Listing.
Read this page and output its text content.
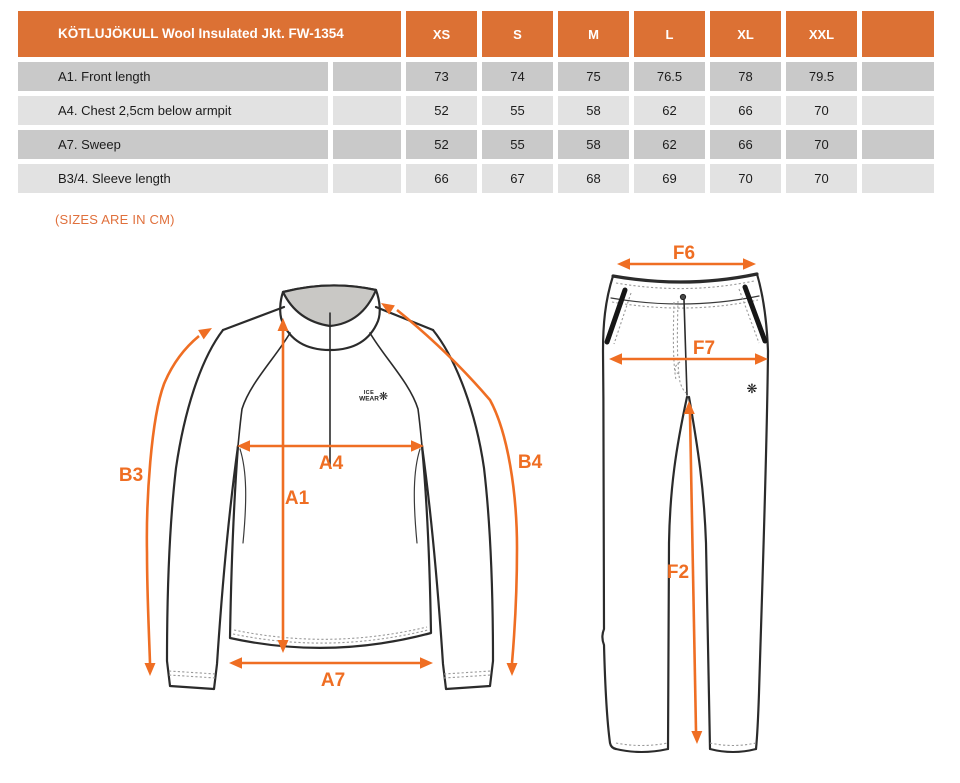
KÖTLUJÖKULL Wool Insulated Jkt. FW-1354		XS	S	M	L	XL	XXL	
A1. Front length		73	74	75	76.5	78	79.5	
A4. Chest 2,5cm below armpit		52	55	58	62	66	70	
A7. Sweep		52	55	58	62	66	70	
B3/4. Sleeve length		66	67	68	69	70	70	
(SIZES ARE IN CM)
ICE
WEAR ❋
B3
B4
A4
A1
A7
❋
F6
F7
F2
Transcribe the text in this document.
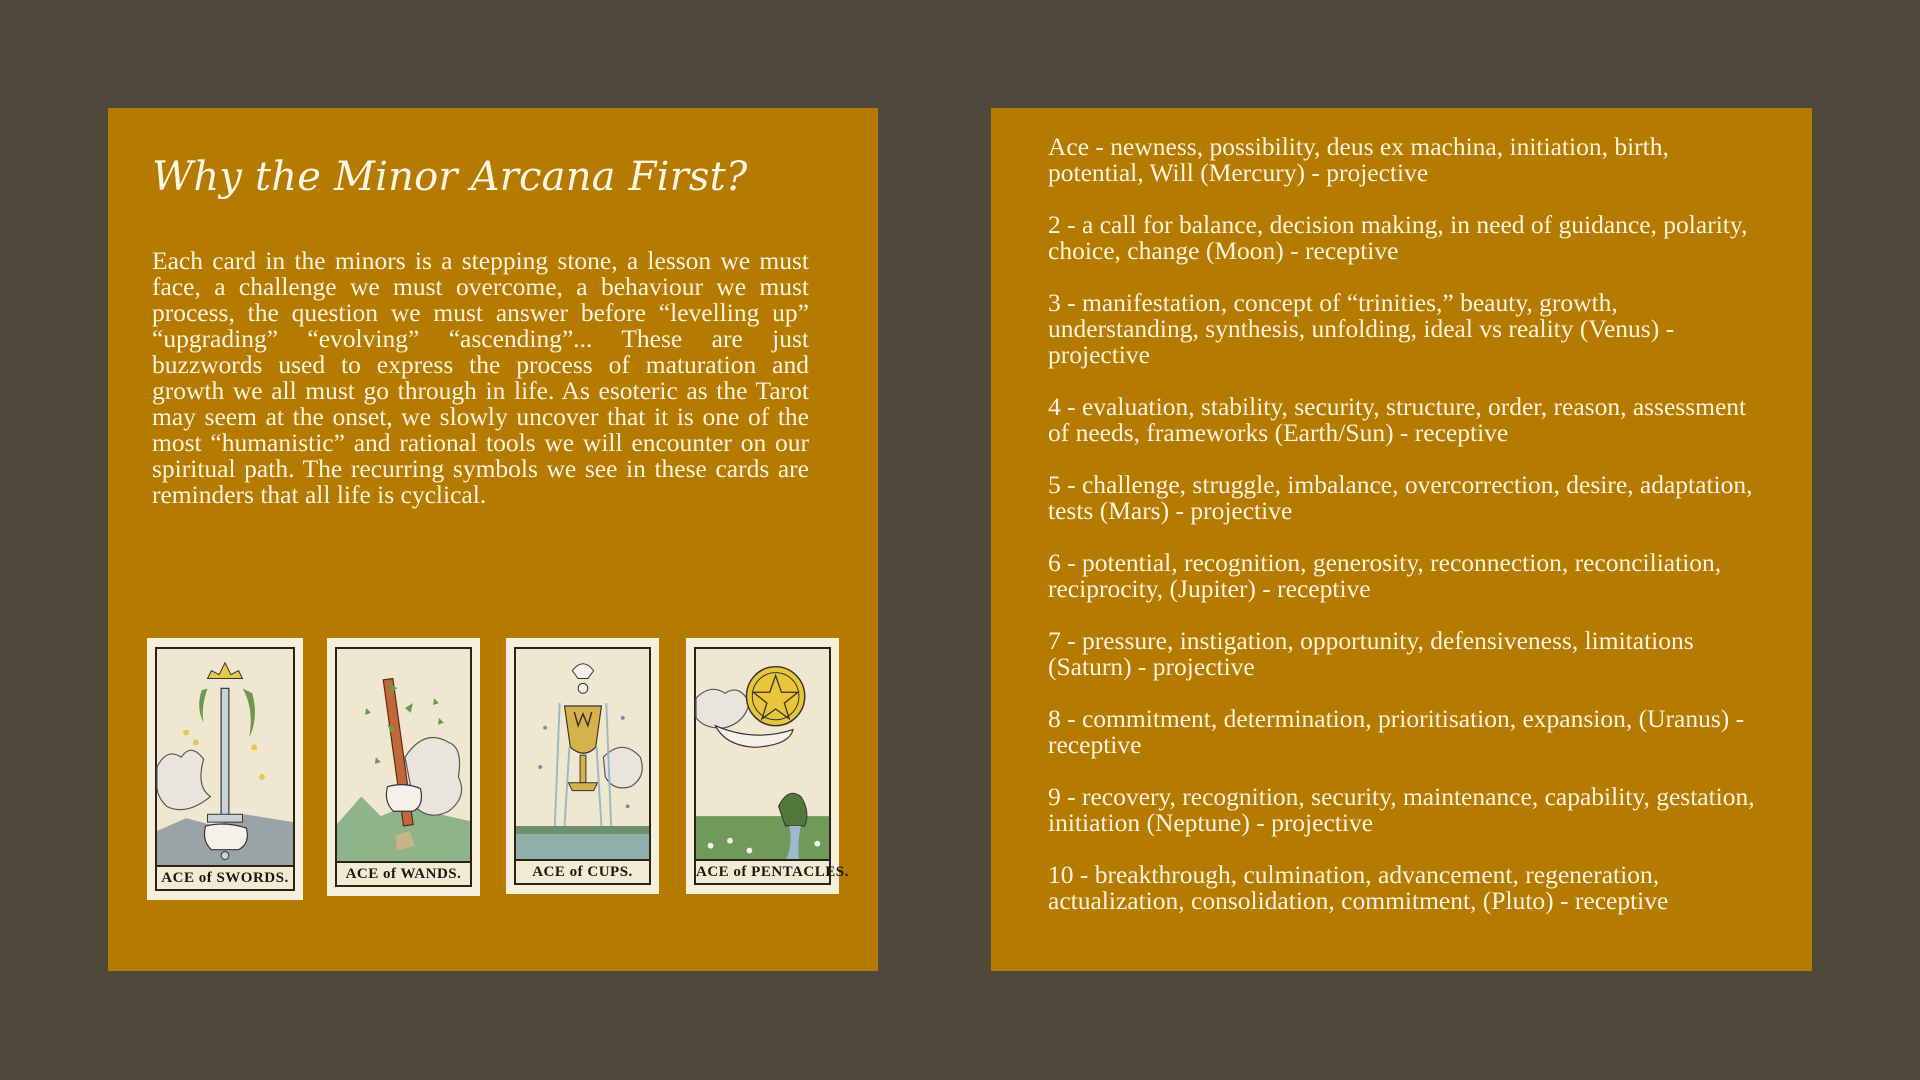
Why the Minor Arcana First?

Each card in the minors is a stepping stone, a lesson we must face, a challenge we must overcome, a behaviour we must process, the question we must answer before “levelling up” “upgrading” “evolving” “ascending”... These are just buzzwords used to express the process of maturation and growth we all must go through in life. As esoteric as the Tarot may seem at the onset, we slowly uncover that it is one of the most “humanistic” and rational tools we will encounter on our spiritual path. The recurring symbols we see in these cards are reminders that all life is cyclical.

ACE of SWORDS.	ACE of WANDS.	ACE of CUPS.	ACE of PENTACLES.
Ace - newness, possibility, deus ex machina, initiation, birth, potential, Will (Mercury) - projective
2 - a call for balance, decision making, in need of guidance, polarity, choice, change (Moon) - receptive
3 - manifestation, concept of “trinities,” beauty, growth, understanding, synthesis, unfolding, ideal vs reality (Venus) - projective
4 - evaluation, stability, security, structure, order, reason, assessment of needs, frameworks (Earth/Sun) - receptive
5 - challenge, struggle, imbalance, overcorrection, desire, adaptation, tests (Mars) - projective
6 - potential, recognition, generosity, reconnection, reconciliation, reciprocity, (Jupiter) - receptive
7 - pressure, instigation, opportunity, defensiveness, limitations (Saturn) - projective
8 - commitment, determination, prioritisation, expansion, (Uranus) - receptive
9 - recovery, recognition, security, maintenance, capability, gestation, initiation (Neptune) - projective
10 - breakthrough, culmination, advancement, regeneration, actualization, consolidation, commitment, (Pluto) - receptive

Written instruction.
Restate each line of the records exactly; pictures do not belong in the copy.

Exercise result.
Read this page and output its text content.
KÖTLUJÖKULL Wool Insulated Jkt. FW-1354		XS	S	M	L	XL	XXL	
A1. Front length		73	74	75	76.5	78	79.5	
A4. Chest 2,5cm below armpit		52	55	58	62	66	70	
A7. Sweep		52	55	58	62	66	70	
B3/4. Sleeve length		66	67	68	69	70	70	
(SIZES ARE IN CM)
ICE
WEAR ❋
B3
B4
A4
A1
A7
❋
F6
F7
F2
Transcribe the text in this document.
Why the Minor Arcana First?

Each card in the minors is a stepping stone, a lesson we must face, a challenge we must overcome, a behaviour we must process, the question we must answer before “levelling up” “upgrading” “evolving” “ascending”... These are just buzzwords used to express the process of maturation and growth we all must go through in life. As esoteric as the Tarot may seem at the onset, we slowly uncover that it is one of the most “humanistic” and rational tools we will encounter on our spiritual path. The recurring symbols we see in these cards are reminders that all life is cyclical.

ACE of SWORDS.	ACE of WANDS.	ACE of CUPS.	ACE of PENTACLES.
Ace - newness, possibility, deus ex machina, initiation, birth, potential, Will (Mercury) - projective
2 - a call for balance, decision making, in need of guidance, polarity, choice, change (Moon) - receptive
3 - manifestation, concept of “trinities,” beauty, growth, understanding, synthesis, unfolding, ideal vs reality (Venus) - projective
4 - evaluation, stability, security, structure, order, reason, assessment of needs, frameworks (Earth/Sun) - receptive
5 - challenge, struggle, imbalance, overcorrection, desire, adaptation, tests (Mars) - projective
6 - potential, recognition, generosity, reconnection, reconciliation, reciprocity, (Jupiter) - receptive
7 - pressure, instigation, opportunity, defensiveness, limitations (Saturn) - projective
8 - commitment, determination, prioritisation, expansion, (Uranus) - receptive
9 - recovery, recognition, security, maintenance, capability, gestation, initiation (Neptune) - projective
10 - breakthrough, culmination, advancement, regeneration, actualization, consolidation, commitment, (Pluto) - receptive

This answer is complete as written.